**Instructions to follow:**
Reproduce the entries below verbatim, omitting the pictures.

**Provided entries:**

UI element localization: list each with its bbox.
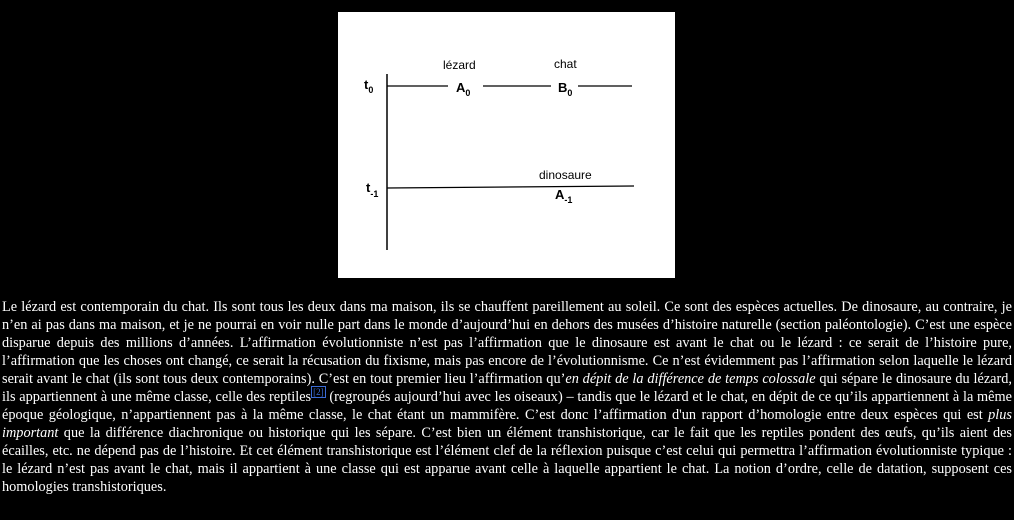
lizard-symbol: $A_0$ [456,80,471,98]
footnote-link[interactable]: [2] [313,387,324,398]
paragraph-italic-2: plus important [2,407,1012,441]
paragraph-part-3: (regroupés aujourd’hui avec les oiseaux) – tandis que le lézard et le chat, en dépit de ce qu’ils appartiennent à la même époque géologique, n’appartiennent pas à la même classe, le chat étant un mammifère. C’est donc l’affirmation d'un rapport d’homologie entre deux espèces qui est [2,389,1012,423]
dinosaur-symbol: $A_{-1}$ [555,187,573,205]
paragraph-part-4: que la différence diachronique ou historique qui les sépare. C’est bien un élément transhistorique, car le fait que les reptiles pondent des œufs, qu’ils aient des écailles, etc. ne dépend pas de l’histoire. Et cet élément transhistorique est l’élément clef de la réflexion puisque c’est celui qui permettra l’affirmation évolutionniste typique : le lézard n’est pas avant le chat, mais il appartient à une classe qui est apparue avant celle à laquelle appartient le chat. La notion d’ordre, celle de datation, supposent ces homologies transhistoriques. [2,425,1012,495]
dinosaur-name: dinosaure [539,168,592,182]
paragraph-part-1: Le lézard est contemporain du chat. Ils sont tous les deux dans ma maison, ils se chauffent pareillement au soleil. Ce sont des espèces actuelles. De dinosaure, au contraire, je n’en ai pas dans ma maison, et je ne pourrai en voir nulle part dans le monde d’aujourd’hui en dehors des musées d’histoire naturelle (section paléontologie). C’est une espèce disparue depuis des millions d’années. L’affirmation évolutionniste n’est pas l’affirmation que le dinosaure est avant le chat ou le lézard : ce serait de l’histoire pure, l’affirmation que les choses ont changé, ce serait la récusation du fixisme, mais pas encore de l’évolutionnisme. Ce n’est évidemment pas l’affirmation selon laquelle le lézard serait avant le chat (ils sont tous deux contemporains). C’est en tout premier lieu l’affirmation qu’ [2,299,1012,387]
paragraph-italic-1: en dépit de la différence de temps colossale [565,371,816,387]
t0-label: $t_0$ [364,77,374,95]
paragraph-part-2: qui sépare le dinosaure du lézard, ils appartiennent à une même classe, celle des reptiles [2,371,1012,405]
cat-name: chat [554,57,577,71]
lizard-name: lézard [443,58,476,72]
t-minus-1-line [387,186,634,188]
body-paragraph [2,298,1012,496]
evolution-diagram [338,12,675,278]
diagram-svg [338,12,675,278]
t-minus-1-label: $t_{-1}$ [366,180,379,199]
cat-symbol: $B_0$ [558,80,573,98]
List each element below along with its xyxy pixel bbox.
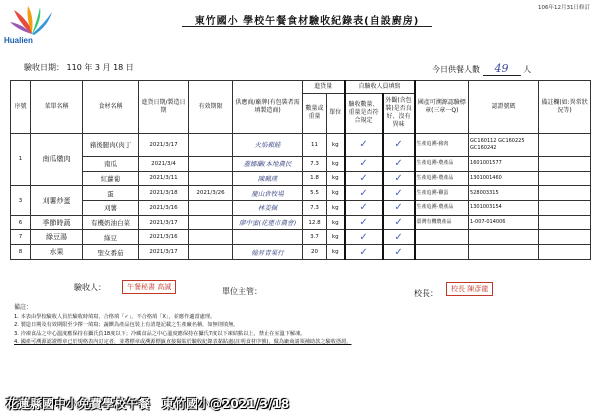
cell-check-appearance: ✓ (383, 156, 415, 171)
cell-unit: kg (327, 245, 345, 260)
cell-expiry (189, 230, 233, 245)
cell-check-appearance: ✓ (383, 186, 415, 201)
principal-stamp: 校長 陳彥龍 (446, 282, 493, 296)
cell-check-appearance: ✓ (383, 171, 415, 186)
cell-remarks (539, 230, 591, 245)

**Written solution:**
UI element localization: list each with its bbox.
lizard-symbol: $A_0$ [456,80,471,98]
footnote-link[interactable]: [2] [313,387,324,398]
paragraph-italic-2: plus important [2,407,1012,441]
paragraph-part-3: (regroupés aujourd’hui avec les oiseaux) – tandis que le lézard et le chat, en dépit de ce qu’ils appartiennent à la même époque géologique, n’appartiennent pas à la même classe, le chat étant un mammifère. C’est donc l’affirmation d'un rapport d’homologie entre deux espèces qui est [2,389,1012,423]
dinosaur-symbol: $A_{-1}$ [555,187,573,205]
paragraph-part-4: que la différence diachronique ou historique qui les sépare. C’est bien un élément transhistorique, car le fait que les reptiles pondent des œufs, qu’ils aient des écailles, etc. ne dépend pas de l’histoire. Et cet élément transhistorique est l’élément clef de la réflexion puisque c’est celui qui permettra l’affirmation évolutionniste typique : le lézard n’est pas avant le chat, mais il appartient à une classe qui est apparue avant celle à laquelle appartient le chat. La notion d’ordre, celle de datation, supposent ces homologies transhistoriques. [2,425,1012,495]
dinosaur-name: dinosaure [539,168,592,182]
paragraph-part-1: Le lézard est contemporain du chat. Ils sont tous les deux dans ma maison, ils se chauffent pareillement au soleil. Ce sont des espèces actuelles. De dinosaure, au contraire, je n’en ai pas dans ma maison, et je ne pourrai en voir nulle part dans le monde d’aujourd’hui en dehors des musées d’histoire naturelle (section paléontologie). C’est une espèce disparue depuis des millions d’années. L’affirmation évolutionniste n’est pas l’affirmation que le dinosaure est avant le chat ou le lézard : ce serait de l’histoire pure, l’affirmation que les choses ont changé, ce serait la récusation du fixisme, mais pas encore de l’évolutionnisme. Ce n’est évidemment pas l’affirmation selon laquelle le lézard serait avant le chat (ils sont tous deux contemporains). C’est en tout premier lieu l’affirmation qu’ [2,299,1012,387]
paragraph-italic-1: en dépit de la différence de temps colossale [565,371,816,387]
t0-label: $t_0$ [364,77,374,95]
paragraph-part-2: qui sépare le dinosaure du lézard, ils appartiennent à une même classe, celle des reptiles [2,371,1012,405]
cat-name: chat [554,57,577,71]
lizard-name: lézard [443,58,476,72]
t-minus-1-line [387,186,634,188]
body-paragraph [2,298,1012,496]
evolution-diagram [338,12,675,278]
diagram-svg [338,12,675,278]
t-minus-1-label: $t_{-1}$ [366,180,379,199]
cat-symbol: $B_0$ [558,80,573,98]
List each element below along with its xyxy pixel bbox.
cell-check-appearance: ✓ (383, 156, 415, 171)
cell-unit: kg (327, 245, 345, 260)
cell-expiry (189, 230, 233, 245)
cell-check-appearance: ✓ (383, 186, 415, 201)
principal-stamp: 校長 陳彥龍 (446, 282, 493, 296)
cell-check-appearance: ✓ (383, 171, 415, 186)
cell-remarks (539, 230, 591, 245)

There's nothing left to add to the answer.